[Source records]
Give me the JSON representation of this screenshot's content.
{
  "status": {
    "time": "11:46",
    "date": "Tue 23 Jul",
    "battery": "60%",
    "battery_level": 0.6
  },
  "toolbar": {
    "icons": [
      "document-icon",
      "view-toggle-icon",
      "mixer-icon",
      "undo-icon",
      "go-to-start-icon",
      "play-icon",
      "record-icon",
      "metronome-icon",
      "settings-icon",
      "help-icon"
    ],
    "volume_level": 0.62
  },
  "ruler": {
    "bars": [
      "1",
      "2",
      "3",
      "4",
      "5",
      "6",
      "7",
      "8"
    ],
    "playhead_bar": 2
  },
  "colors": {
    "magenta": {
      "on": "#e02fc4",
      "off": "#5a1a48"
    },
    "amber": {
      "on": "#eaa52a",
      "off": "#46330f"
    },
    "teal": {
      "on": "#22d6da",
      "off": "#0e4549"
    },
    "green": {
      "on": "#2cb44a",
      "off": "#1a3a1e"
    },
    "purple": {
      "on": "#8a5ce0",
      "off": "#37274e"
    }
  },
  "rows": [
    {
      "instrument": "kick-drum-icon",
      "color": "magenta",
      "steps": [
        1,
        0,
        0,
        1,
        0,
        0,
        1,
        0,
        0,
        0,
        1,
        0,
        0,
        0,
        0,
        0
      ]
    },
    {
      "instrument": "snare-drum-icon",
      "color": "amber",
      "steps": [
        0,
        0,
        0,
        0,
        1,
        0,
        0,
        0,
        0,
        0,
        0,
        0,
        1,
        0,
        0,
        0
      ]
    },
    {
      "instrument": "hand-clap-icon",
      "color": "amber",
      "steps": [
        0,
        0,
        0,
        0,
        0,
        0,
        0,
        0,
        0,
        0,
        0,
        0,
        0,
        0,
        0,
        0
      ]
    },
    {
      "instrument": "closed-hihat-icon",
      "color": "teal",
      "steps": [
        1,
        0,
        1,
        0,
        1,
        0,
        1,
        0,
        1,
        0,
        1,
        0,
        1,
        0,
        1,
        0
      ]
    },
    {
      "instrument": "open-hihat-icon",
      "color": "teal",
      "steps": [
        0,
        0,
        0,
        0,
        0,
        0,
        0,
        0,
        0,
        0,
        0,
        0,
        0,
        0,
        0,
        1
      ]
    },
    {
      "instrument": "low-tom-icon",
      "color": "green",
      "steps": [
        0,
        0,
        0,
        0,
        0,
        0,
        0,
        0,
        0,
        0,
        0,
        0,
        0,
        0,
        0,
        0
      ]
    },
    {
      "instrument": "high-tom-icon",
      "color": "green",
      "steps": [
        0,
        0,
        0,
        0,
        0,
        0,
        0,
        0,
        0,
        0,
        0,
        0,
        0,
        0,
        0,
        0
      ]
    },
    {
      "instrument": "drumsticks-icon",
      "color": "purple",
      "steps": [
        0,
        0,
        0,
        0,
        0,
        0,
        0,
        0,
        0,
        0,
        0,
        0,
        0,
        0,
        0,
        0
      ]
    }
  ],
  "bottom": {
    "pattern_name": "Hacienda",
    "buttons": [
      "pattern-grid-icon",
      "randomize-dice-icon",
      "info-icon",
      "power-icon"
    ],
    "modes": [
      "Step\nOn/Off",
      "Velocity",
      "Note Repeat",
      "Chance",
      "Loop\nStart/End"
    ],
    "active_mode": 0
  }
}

▶ The problem
Extract every line above exactly as it stands.

▶ Reply to the task
Give me the JSON representation of this screenshot's content.
{
  "status": {
    "time": "11:46",
    "date": "Tue 23 Jul",
    "battery": "60%",
    "battery_level": 0.6
  },
  "toolbar": {
    "icons": [
      "document-icon",
      "view-toggle-icon",
      "mixer-icon",
      "undo-icon",
      "go-to-start-icon",
      "play-icon",
      "record-icon",
      "metronome-icon",
      "settings-icon",
      "help-icon"
    ],
    "volume_level": 0.62
  },
  "ruler": {
    "bars": [
      "1",
      "2",
      "3",
      "4",
      "5",
      "6",
      "7",
      "8"
    ],
    "playhead_bar": 2
  },
  "colors": {
    "magenta": {
      "on": "#e02fc4",
      "off": "#5a1a48"
    },
    "amber": {
      "on": "#eaa52a",
      "off": "#46330f"
    },
    "teal": {
      "on": "#22d6da",
      "off": "#0e4549"
    },
    "green": {
      "on": "#2cb44a",
      "off": "#1a3a1e"
    },
    "purple": {
      "on": "#8a5ce0",
      "off": "#37274e"
    }
  },
  "rows": [
    {
      "instrument": "kick-drum-icon",
      "color": "magenta",
      "steps": [
        1,
        0,
        0,
        1,
        0,
        0,
        1,
        0,
        0,
        0,
        1,
        0,
        0,
        0,
        0,
        0
      ]
    },
    {
      "instrument": "snare-drum-icon",
      "color": "amber",
      "steps": [
        0,
        0,
        0,
        0,
        1,
        0,
        0,
        0,
        0,
        0,
        0,
        0,
        1,
        0,
        0,
        0
      ]
    },
    {
      "instrument": "hand-clap-icon",
      "color": "amber",
      "steps": [
        0,
        0,
        0,
        0,
        0,
        0,
        0,
        0,
        0,
        0,
        0,
        0,
        0,
        0,
        0,
        0
      ]
    },
    {
      "instrument": "closed-hihat-icon",
      "color": "teal",
      "steps": [
        1,
        0,
        1,
        0,
        1,
        0,
        1,
        0,
        1,
        0,
        1,
        0,
        1,
        0,
        1,
        0
      ]
    },
    {
      "instrument": "open-hihat-icon",
      "color": "teal",
      "steps": [
        0,
        0,
        0,
        0,
        0,
        0,
        0,
        0,
        0,
        0,
        0,
        0,
        0,
        0,
        0,
        1
      ]
    },
    {
      "instrument": "low-tom-icon",
      "color": "green",
      "steps": [
        0,
        0,
        0,
        0,
        0,
        0,
        0,
        0,
        0,
        0,
        0,
        0,
        0,
        0,
        0,
        0
      ]
    },
    {
      "instrument": "high-tom-icon",
      "color": "green",
      "steps": [
        0,
        0,
        0,
        0,
        0,
        0,
        0,
        0,
        0,
        0,
        0,
        0,
        0,
        0,
        0,
        0
      ]
    },
    {
      "instrument": "drumsticks-icon",
      "color": "purple",
      "steps": [
        0,
        0,
        0,
        0,
        0,
        0,
        0,
        0,
        0,
        0,
        0,
        0,
        0,
        0,
        0,
        0
      ]
    }
  ],
  "bottom": {
    "pattern_name": "Hacienda",
    "buttons": [
      "pattern-grid-icon",
      "randomize-dice-icon",
      "info-icon",
      "power-icon"
    ],
    "modes": [
      "Step\nOn/Off",
      "Velocity",
      "Note Repeat",
      "Chance",
      "Loop\nStart/End"
    ],
    "active_mode": 0
  }
}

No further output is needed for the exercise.